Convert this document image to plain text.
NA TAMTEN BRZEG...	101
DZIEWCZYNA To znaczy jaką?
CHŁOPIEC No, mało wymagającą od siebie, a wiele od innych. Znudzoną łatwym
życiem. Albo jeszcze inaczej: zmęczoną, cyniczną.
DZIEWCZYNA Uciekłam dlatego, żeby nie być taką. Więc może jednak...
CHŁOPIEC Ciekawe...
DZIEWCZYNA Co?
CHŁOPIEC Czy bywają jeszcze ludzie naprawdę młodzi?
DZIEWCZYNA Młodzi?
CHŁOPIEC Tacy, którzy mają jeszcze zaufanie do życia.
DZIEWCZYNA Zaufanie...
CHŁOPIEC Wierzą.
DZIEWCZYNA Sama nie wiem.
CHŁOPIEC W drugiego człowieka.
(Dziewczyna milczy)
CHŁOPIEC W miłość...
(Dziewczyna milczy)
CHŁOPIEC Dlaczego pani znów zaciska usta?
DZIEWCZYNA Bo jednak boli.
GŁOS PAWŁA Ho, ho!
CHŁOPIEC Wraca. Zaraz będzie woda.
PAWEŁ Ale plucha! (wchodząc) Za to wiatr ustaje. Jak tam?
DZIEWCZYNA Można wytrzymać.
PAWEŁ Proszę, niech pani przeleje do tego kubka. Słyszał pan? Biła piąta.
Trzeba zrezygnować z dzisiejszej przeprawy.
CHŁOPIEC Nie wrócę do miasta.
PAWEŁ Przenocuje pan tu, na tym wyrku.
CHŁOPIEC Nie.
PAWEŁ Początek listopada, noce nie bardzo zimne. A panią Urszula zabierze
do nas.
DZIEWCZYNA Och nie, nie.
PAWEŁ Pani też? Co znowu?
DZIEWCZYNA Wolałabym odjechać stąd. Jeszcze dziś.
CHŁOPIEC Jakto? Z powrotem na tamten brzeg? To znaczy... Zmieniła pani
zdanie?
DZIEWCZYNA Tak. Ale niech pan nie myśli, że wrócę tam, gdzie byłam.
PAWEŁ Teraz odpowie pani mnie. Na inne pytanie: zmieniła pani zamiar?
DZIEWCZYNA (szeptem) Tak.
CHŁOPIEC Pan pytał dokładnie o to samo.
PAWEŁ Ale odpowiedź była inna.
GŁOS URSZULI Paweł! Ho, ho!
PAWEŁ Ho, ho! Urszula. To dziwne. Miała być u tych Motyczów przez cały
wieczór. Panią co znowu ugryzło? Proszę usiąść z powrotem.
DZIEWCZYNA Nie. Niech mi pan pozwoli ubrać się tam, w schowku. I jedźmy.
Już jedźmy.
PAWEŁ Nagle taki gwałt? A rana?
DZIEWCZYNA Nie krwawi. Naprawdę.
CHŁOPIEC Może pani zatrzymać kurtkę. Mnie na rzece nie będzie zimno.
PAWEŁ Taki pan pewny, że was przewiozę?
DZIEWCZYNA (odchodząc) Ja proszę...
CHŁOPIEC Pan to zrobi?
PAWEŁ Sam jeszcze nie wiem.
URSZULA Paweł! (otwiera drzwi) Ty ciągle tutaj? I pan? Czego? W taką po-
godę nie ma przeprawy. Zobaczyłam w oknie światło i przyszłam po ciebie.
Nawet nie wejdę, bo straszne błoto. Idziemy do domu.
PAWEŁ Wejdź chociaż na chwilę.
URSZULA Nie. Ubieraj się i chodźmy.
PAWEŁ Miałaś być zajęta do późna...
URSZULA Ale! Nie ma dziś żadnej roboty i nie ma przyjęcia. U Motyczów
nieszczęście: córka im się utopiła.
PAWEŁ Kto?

What to produce:
Copy each line of the listing that contains the string "przeprawy".

Response to the task:
Trzeba zrezygnować z dzisiejszej przeprawy.
godę nie ma przeprawy. Zobaczyłam w oknie światło i przyszłam po ciebie.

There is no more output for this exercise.